== Requirements ==
Keep the wording of each record exactly the same when you repeat it, and leave out pictures.

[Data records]
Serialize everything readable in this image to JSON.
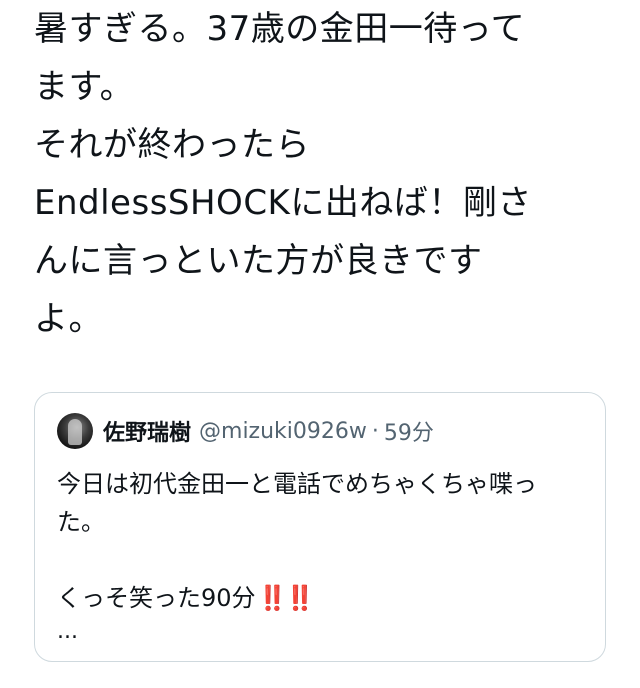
{
  "tweet": {
    "lines": [
      "暑すぎる。37歳の金田一待って",
      "ます。",
      "それが終わったら",
      "EndlessSHOCKに出ねば！剛さ",
      "んに言っといた方が良きです",
      "よ。"
    ]
  },
  "quote": {
    "author_name": "佐野瑞樹",
    "handle": "@mizuki0926w",
    "separator": "·",
    "time": "59分",
    "lines": [
      "今日は初代金田一と電話でめちゃくちゃ喋っ",
      "た。",
      "",
      "くっそ笑った90分"
    ],
    "emphasis": "‼️‼️",
    "truncation": "..."
  },
  "colors": {
    "text": "#0f1419",
    "secondary": "#536471",
    "border": "#cfd9de",
    "emphasis": "#e0245e"
  }
}
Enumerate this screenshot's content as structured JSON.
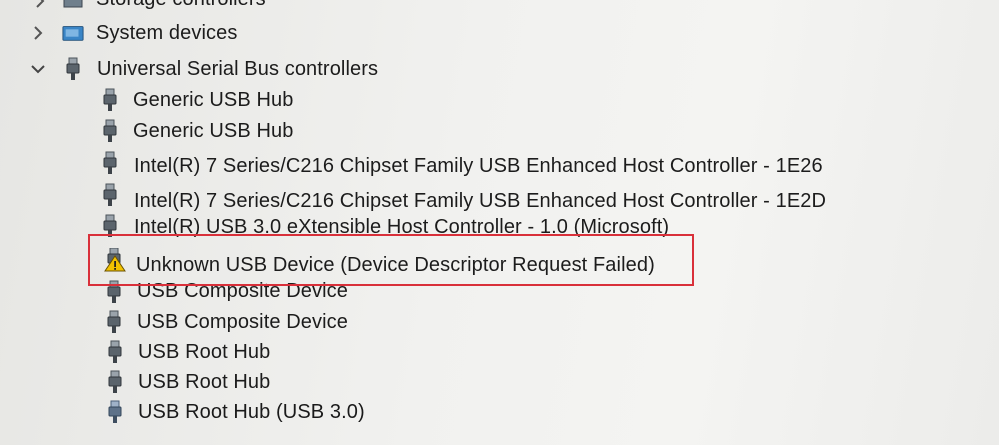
{
  "tree": {
    "categories": [
      {
        "label": "Storage controllers",
        "expanded": false
      },
      {
        "label": "System devices",
        "expanded": false
      },
      {
        "label": "Universal Serial Bus controllers",
        "expanded": true
      }
    ],
    "usb_devices": [
      {
        "label": "Generic USB Hub",
        "status": "ok"
      },
      {
        "label": "Generic USB Hub",
        "status": "ok"
      },
      {
        "label": "Intel(R) 7 Series/C216 Chipset Family USB Enhanced Host Controller - 1E26",
        "status": "ok"
      },
      {
        "label": "Intel(R) 7 Series/C216 Chipset Family USB Enhanced Host Controller - 1E2D",
        "status": "ok"
      },
      {
        "label": "Intel(R) USB 3.0 eXtensible Host Controller - 1.0 (Microsoft)",
        "status": "ok"
      },
      {
        "label": "Unknown USB Device (Device Descriptor Request Failed)",
        "status": "warning"
      },
      {
        "label": "USB Composite Device",
        "status": "ok"
      },
      {
        "label": "USB Composite Device",
        "status": "ok"
      },
      {
        "label": "USB Root Hub",
        "status": "ok"
      },
      {
        "label": "USB Root Hub",
        "status": "ok"
      },
      {
        "label": "USB Root Hub (USB 3.0)",
        "status": "ok"
      }
    ]
  },
  "colors": {
    "highlight_border": "#d9303a",
    "warning_icon": "#f2c200"
  },
  "icons": {
    "collapsed": "chevron-right-icon",
    "expanded": "chevron-down-icon",
    "usb_device": "usb-plug-icon",
    "warning_device": "warning-triangle-icon",
    "system_devices": "computer-folder-icon"
  }
}
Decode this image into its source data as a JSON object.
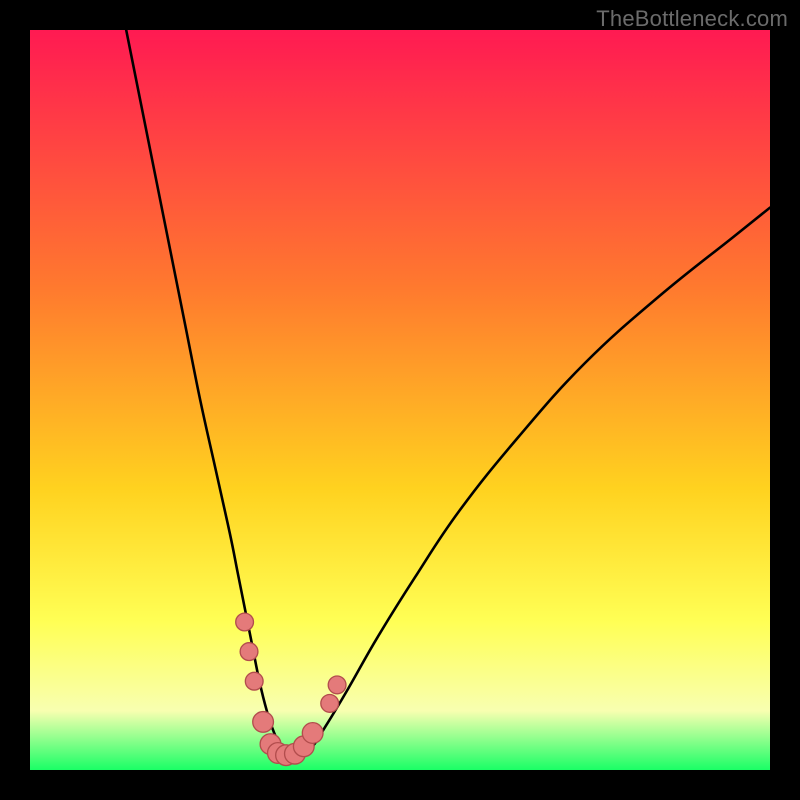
{
  "watermark": "TheBottleneck.com",
  "palette": {
    "black": "#000000",
    "grad_top": "#ff1a52",
    "grad_upper_mid": "#ff7a2e",
    "grad_mid": "#ffd21f",
    "grad_lower_mid": "#ffff55",
    "grad_pale": "#f8ffb0",
    "grad_green": "#1aff66",
    "curve": "#000000",
    "marker_fill": "#e47a7a",
    "marker_stroke": "#b24d4d"
  },
  "chart_data": {
    "type": "line",
    "title": "",
    "xlabel": "",
    "ylabel": "",
    "xlim": [
      0,
      100
    ],
    "ylim": [
      0,
      100
    ],
    "series": [
      {
        "name": "bottleneck-curve",
        "x": [
          13,
          15,
          17,
          19,
          21,
          23,
          25,
          27,
          28,
          29,
          30,
          31,
          32,
          33,
          34,
          35,
          36,
          38,
          40,
          43,
          47,
          52,
          58,
          66,
          75,
          85,
          95,
          100
        ],
        "y": [
          100,
          90,
          80,
          70,
          60,
          50,
          41,
          32,
          27,
          22,
          17,
          12,
          8,
          5,
          3,
          2,
          2,
          3,
          6,
          11,
          18,
          26,
          35,
          45,
          55,
          64,
          72,
          76
        ]
      }
    ],
    "markers": [
      {
        "x": 29.0,
        "y": 20.0,
        "r": 1.2
      },
      {
        "x": 29.6,
        "y": 16.0,
        "r": 1.2
      },
      {
        "x": 30.3,
        "y": 12.0,
        "r": 1.2
      },
      {
        "x": 31.5,
        "y": 6.5,
        "r": 1.4
      },
      {
        "x": 32.5,
        "y": 3.5,
        "r": 1.4
      },
      {
        "x": 33.5,
        "y": 2.3,
        "r": 1.4
      },
      {
        "x": 34.6,
        "y": 2.0,
        "r": 1.4
      },
      {
        "x": 35.8,
        "y": 2.2,
        "r": 1.4
      },
      {
        "x": 37.0,
        "y": 3.2,
        "r": 1.4
      },
      {
        "x": 38.2,
        "y": 5.0,
        "r": 1.4
      },
      {
        "x": 40.5,
        "y": 9.0,
        "r": 1.2
      },
      {
        "x": 41.5,
        "y": 11.5,
        "r": 1.2
      }
    ]
  }
}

== Written reply ==
Serialize everything readable in this image to JSON.
{
  "tweet": {
    "lines": [
      "暑すぎる。37歳の金田一待って",
      "ます。",
      "それが終わったら",
      "EndlessSHOCKに出ねば！剛さ",
      "んに言っといた方が良きです",
      "よ。"
    ]
  },
  "quote": {
    "author_name": "佐野瑞樹",
    "handle": "@mizuki0926w",
    "separator": "·",
    "time": "59分",
    "lines": [
      "今日は初代金田一と電話でめちゃくちゃ喋っ",
      "た。",
      "",
      "くっそ笑った90分"
    ],
    "emphasis": "‼️‼️",
    "truncation": "..."
  },
  "colors": {
    "text": "#0f1419",
    "secondary": "#536471",
    "border": "#cfd9de",
    "emphasis": "#e0245e"
  }
}
Enumerate this screenshot's content as structured JSON.
{
  "tree": {
    "categories": [
      {
        "label": "Storage controllers",
        "expanded": false
      },
      {
        "label": "System devices",
        "expanded": false
      },
      {
        "label": "Universal Serial Bus controllers",
        "expanded": true
      }
    ],
    "usb_devices": [
      {
        "label": "Generic USB Hub",
        "status": "ok"
      },
      {
        "label": "Generic USB Hub",
        "status": "ok"
      },
      {
        "label": "Intel(R) 7 Series/C216 Chipset Family USB Enhanced Host Controller - 1E26",
        "status": "ok"
      },
      {
        "label": "Intel(R) 7 Series/C216 Chipset Family USB Enhanced Host Controller - 1E2D",
        "status": "ok"
      },
      {
        "label": "Intel(R) USB 3.0 eXtensible Host Controller - 1.0 (Microsoft)",
        "status": "ok"
      },
      {
        "label": "Unknown USB Device (Device Descriptor Request Failed)",
        "status": "warning"
      },
      {
        "label": "USB Composite Device",
        "status": "ok"
      },
      {
        "label": "USB Composite Device",
        "status": "ok"
      },
      {
        "label": "USB Root Hub",
        "status": "ok"
      },
      {
        "label": "USB Root Hub",
        "status": "ok"
      },
      {
        "label": "USB Root Hub (USB 3.0)",
        "status": "ok"
      }
    ]
  },
  "colors": {
    "highlight_border": "#d9303a",
    "warning_icon": "#f2c200"
  },
  "icons": {
    "collapsed": "chevron-right-icon",
    "expanded": "chevron-down-icon",
    "usb_device": "usb-plug-icon",
    "warning_device": "warning-triangle-icon",
    "system_devices": "computer-folder-icon"
  }
}
Decode this image into its source data as a JSON object.
{
  "watermark": "TheBottleneck.com",
  "palette": {
    "black": "#000000",
    "grad_top": "#ff1a52",
    "grad_upper_mid": "#ff7a2e",
    "grad_mid": "#ffd21f",
    "grad_lower_mid": "#ffff55",
    "grad_pale": "#f8ffb0",
    "grad_green": "#1aff66",
    "curve": "#000000",
    "marker_fill": "#e47a7a",
    "marker_stroke": "#b24d4d"
  },
  "chart_data": {
    "type": "line",
    "title": "",
    "xlabel": "",
    "ylabel": "",
    "xlim": [
      0,
      100
    ],
    "ylim": [
      0,
      100
    ],
    "series": [
      {
        "name": "bottleneck-curve",
        "x": [
          13,
          15,
          17,
          19,
          21,
          23,
          25,
          27,
          28,
          29,
          30,
          31,
          32,
          33,
          34,
          35,
          36,
          38,
          40,
          43,
          47,
          52,
          58,
          66,
          75,
          85,
          95,
          100
        ],
        "y": [
          100,
          90,
          80,
          70,
          60,
          50,
          41,
          32,
          27,
          22,
          17,
          12,
          8,
          5,
          3,
          2,
          2,
          3,
          6,
          11,
          18,
          26,
          35,
          45,
          55,
          64,
          72,
          76
        ]
      }
    ],
    "markers": [
      {
        "x": 29.0,
        "y": 20.0,
        "r": 1.2
      },
      {
        "x": 29.6,
        "y": 16.0,
        "r": 1.2
      },
      {
        "x": 30.3,
        "y": 12.0,
        "r": 1.2
      },
      {
        "x": 31.5,
        "y": 6.5,
        "r": 1.4
      },
      {
        "x": 32.5,
        "y": 3.5,
        "r": 1.4
      },
      {
        "x": 33.5,
        "y": 2.3,
        "r": 1.4
      },
      {
        "x": 34.6,
        "y": 2.0,
        "r": 1.4
      },
      {
        "x": 35.8,
        "y": 2.2,
        "r": 1.4
      },
      {
        "x": 37.0,
        "y": 3.2,
        "r": 1.4
      },
      {
        "x": 38.2,
        "y": 5.0,
        "r": 1.4
      },
      {
        "x": 40.5,
        "y": 9.0,
        "r": 1.2
      },
      {
        "x": 41.5,
        "y": 11.5,
        "r": 1.2
      }
    ]
  }
}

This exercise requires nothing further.